To do → Using the data below, copy each line that includes the word "used".

Data listing →
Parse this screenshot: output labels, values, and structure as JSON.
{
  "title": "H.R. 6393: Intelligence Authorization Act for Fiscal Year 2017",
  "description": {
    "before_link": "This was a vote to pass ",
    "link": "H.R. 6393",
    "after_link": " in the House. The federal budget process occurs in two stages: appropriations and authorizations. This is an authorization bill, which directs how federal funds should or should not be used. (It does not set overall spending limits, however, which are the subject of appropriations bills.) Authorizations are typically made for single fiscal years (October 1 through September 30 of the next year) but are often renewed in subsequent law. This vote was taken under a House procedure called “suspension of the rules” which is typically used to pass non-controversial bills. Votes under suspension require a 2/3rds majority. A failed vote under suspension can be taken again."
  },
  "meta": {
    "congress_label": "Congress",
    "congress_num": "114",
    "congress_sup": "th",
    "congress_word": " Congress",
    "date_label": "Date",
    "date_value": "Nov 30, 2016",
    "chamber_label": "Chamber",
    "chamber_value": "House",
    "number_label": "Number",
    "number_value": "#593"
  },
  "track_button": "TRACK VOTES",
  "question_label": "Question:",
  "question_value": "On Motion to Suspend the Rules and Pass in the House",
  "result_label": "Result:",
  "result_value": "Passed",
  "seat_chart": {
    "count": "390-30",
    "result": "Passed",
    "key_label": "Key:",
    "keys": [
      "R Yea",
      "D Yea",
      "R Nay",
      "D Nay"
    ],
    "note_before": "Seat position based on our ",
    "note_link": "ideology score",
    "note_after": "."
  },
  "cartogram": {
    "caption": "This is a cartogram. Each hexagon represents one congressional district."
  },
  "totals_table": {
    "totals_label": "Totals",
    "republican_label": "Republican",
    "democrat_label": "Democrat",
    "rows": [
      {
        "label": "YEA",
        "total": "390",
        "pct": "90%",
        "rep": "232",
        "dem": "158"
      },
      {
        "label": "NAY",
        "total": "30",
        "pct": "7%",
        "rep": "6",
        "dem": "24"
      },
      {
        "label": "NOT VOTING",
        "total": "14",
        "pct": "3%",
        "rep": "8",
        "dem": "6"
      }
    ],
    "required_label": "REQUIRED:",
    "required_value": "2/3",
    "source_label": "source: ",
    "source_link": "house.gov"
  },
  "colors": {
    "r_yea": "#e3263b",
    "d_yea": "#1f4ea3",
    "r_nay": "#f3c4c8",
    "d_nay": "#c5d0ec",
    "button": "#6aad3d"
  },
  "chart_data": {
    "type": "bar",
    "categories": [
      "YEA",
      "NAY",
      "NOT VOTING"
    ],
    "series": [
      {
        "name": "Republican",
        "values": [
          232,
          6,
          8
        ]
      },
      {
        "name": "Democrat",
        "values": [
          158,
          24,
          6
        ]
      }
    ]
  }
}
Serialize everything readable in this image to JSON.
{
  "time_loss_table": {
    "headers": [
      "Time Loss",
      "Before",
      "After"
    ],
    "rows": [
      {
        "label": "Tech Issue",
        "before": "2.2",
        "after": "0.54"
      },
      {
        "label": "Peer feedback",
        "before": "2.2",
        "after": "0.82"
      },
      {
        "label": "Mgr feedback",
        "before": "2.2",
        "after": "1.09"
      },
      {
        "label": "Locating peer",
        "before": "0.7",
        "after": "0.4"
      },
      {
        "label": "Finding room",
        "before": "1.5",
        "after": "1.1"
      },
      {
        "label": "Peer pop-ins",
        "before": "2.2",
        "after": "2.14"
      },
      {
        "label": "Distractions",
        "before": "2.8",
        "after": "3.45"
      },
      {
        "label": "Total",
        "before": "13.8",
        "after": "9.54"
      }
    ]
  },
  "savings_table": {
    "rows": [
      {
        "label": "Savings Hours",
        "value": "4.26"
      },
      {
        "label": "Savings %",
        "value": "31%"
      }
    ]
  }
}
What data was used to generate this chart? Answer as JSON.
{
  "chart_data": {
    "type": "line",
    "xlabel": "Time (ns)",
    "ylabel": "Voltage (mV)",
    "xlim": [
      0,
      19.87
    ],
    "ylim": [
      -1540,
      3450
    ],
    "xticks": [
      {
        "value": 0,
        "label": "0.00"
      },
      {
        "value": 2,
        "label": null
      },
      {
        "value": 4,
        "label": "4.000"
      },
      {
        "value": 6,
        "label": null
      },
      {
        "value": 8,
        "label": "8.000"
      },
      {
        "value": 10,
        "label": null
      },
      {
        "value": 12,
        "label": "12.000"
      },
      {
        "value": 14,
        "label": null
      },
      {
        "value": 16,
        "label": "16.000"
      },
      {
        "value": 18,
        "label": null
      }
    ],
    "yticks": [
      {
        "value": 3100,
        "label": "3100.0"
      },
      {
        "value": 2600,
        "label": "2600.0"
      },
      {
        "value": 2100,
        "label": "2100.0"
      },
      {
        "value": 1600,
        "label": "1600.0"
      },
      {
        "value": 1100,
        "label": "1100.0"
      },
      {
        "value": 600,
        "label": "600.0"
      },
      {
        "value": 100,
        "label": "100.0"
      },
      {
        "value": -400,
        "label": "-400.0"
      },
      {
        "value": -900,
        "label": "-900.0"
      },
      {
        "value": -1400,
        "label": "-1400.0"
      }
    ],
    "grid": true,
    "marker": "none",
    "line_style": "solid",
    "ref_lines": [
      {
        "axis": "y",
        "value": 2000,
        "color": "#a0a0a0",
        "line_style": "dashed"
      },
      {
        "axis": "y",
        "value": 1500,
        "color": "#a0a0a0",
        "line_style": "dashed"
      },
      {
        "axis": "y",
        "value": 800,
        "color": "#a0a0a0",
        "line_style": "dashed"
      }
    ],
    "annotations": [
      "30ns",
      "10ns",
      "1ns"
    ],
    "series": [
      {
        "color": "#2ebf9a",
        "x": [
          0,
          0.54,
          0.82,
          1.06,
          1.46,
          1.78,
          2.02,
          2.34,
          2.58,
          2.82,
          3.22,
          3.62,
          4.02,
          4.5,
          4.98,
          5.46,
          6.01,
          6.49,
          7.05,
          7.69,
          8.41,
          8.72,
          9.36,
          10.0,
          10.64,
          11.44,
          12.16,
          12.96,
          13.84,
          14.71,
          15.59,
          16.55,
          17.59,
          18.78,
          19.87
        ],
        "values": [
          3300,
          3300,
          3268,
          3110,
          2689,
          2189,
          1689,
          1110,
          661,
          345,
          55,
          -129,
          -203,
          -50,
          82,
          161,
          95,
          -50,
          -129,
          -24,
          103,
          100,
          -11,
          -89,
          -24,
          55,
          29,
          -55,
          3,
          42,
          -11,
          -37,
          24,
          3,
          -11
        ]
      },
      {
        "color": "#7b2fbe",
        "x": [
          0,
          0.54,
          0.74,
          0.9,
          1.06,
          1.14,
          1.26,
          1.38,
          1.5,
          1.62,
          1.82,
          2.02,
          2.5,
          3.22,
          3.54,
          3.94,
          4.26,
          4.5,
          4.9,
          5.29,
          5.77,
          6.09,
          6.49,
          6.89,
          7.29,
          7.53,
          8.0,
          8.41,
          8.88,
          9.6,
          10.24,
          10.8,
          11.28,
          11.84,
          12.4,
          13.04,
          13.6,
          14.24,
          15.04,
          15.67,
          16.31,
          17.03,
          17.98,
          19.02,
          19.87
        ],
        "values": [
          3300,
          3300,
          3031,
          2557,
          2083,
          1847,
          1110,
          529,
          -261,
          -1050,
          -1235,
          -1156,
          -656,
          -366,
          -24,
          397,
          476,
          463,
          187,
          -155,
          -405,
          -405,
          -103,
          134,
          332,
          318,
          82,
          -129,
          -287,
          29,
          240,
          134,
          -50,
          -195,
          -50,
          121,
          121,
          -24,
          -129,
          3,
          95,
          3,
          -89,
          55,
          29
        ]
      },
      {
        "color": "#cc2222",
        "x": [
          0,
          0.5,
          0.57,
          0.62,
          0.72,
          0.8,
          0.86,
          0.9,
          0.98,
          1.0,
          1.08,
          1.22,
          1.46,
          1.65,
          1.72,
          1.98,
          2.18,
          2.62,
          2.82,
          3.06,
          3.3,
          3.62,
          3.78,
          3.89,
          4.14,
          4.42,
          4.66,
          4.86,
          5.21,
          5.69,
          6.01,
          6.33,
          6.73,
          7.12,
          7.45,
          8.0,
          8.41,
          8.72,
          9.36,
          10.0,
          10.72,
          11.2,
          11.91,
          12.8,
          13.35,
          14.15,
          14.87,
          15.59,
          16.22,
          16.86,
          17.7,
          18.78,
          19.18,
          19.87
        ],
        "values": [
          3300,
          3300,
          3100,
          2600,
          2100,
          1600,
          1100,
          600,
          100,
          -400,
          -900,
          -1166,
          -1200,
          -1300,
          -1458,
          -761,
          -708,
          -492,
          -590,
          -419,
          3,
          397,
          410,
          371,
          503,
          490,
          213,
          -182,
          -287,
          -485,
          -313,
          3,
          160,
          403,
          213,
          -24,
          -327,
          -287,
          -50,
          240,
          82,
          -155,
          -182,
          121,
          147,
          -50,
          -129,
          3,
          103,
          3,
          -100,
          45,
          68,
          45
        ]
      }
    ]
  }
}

Output →
    "after_link": " in the House. The federal budget process occurs in two stages: appropriations and authorizations. This is an authorization bill, which directs how federal funds should or should not be used. (It does not set overall spending limits, however, which are the subject of appropriations bills.) Authorizations are typically made for single fiscal years (October 1 through September 30 of the next year) but are often renewed in subsequent law. This vote was taken under a House procedure called “suspension of the rules” which is typically used to pass non-controversial bills. Votes under suspension require a 2/3rds majority. A failed vote under suspension can be taken again."
What data was used to generate this chart? Answer as JSON.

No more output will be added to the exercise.